#### [Written problem]
Reproduce the records below in full and word for word, excluding pictures.

(Data records)

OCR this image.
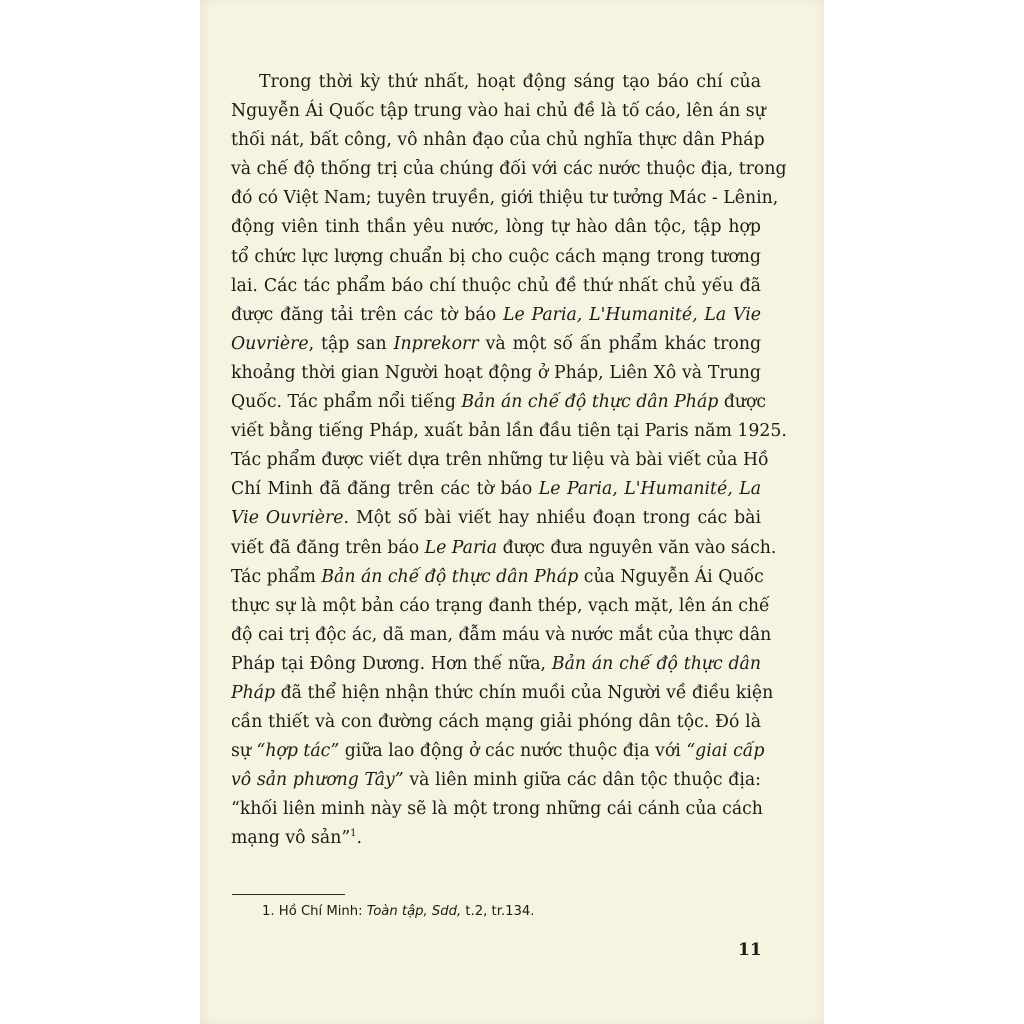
Trong thời kỳ thứ nhất, hoạt động sáng tạo báo chí của
Nguyễn Ái Quốc tập trung vào hai chủ đề là tố cáo, lên án sự
thối nát, bất công, vô nhân đạo của chủ nghĩa thực dân Pháp
và chế độ thống trị của chúng đối với các nước thuộc địa, trong
đó có Việt Nam; tuyên truyền, giới thiệu tư tưởng Mác - Lênin,
động viên tinh thần yêu nước, lòng tự hào dân tộc, tập hợp
tổ chức lực lượng chuẩn bị cho cuộc cách mạng trong tương
lai. Các tác phẩm báo chí thuộc chủ đề thứ nhất chủ yếu đã
được đăng tải trên các tờ báo Le Paria, L'Humanité, La Vie
Ouvrière, tập san Inprekorr và một số ấn phẩm khác trong
khoảng thời gian Người hoạt động ở Pháp, Liên Xô và Trung
Quốc. Tác phẩm nổi tiếng Bản án chế độ thực dân Pháp được
viết bằng tiếng Pháp, xuất bản lần đầu tiên tại Paris năm 1925.
Tác phẩm được viết dựa trên những tư liệu và bài viết của Hồ
Chí Minh đã đăng trên các tờ báo Le Paria, L'Humanité, La
Vie Ouvrière. Một số bài viết hay nhiều đoạn trong các bài
viết đã đăng trên báo Le Paria được đưa nguyên văn vào sách.
Tác phẩm Bản án chế độ thực dân Pháp của Nguyễn Ái Quốc
thực sự là một bản cáo trạng đanh thép, vạch mặt, lên án chế
độ cai trị độc ác, dã man, đẫm máu và nước mắt của thực dân
Pháp tại Đông Dương. Hơn thế nữa, Bản án chế độ thực dân
Pháp đã thể hiện nhận thức chín muồi của Người về điều kiện
cần thiết và con đường cách mạng giải phóng dân tộc. Đó là
sự “hợp tác” giữa lao động ở các nước thuộc địa với “giai cấp
vô sản phương Tây” và liên minh giữa các dân tộc thuộc địa:
“khối liên minh này sẽ là một trong những cái cánh của cách
mạng vô sản”$^1$.
1. Hồ Chí Minh: Toàn tập, Sdd, t.2, tr.134.
11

#### [Result of this exercise]
OCR this image.
Trong thời kỳ thứ nhất, hoạt động sáng tạo báo chí của
Nguyễn Ái Quốc tập trung vào hai chủ đề là tố cáo, lên án sự
thối nát, bất công, vô nhân đạo của chủ nghĩa thực dân Pháp
và chế độ thống trị của chúng đối với các nước thuộc địa, trong
đó có Việt Nam; tuyên truyền, giới thiệu tư tưởng Mác - Lênin,
động viên tinh thần yêu nước, lòng tự hào dân tộc, tập hợp
tổ chức lực lượng chuẩn bị cho cuộc cách mạng trong tương
lai. Các tác phẩm báo chí thuộc chủ đề thứ nhất chủ yếu đã
được đăng tải trên các tờ báo Le Paria, L'Humanité, La Vie
Ouvrière, tập san Inprekorr và một số ấn phẩm khác trong
khoảng thời gian Người hoạt động ở Pháp, Liên Xô và Trung
Quốc. Tác phẩm nổi tiếng Bản án chế độ thực dân Pháp được
viết bằng tiếng Pháp, xuất bản lần đầu tiên tại Paris năm 1925.
Tác phẩm được viết dựa trên những tư liệu và bài viết của Hồ
Chí Minh đã đăng trên các tờ báo Le Paria, L'Humanité, La
Vie Ouvrière. Một số bài viết hay nhiều đoạn trong các bài
viết đã đăng trên báo Le Paria được đưa nguyên văn vào sách.
Tác phẩm Bản án chế độ thực dân Pháp của Nguyễn Ái Quốc
thực sự là một bản cáo trạng đanh thép, vạch mặt, lên án chế
độ cai trị độc ác, dã man, đẫm máu và nước mắt của thực dân
Pháp tại Đông Dương. Hơn thế nữa, Bản án chế độ thực dân
Pháp đã thể hiện nhận thức chín muồi của Người về điều kiện
cần thiết và con đường cách mạng giải phóng dân tộc. Đó là
sự “hợp tác” giữa lao động ở các nước thuộc địa với “giai cấp
vô sản phương Tây” và liên minh giữa các dân tộc thuộc địa:
“khối liên minh này sẽ là một trong những cái cánh của cách
mạng vô sản”$^1$.
1. Hồ Chí Minh: Toàn tập, Sdd, t.2, tr.134.
11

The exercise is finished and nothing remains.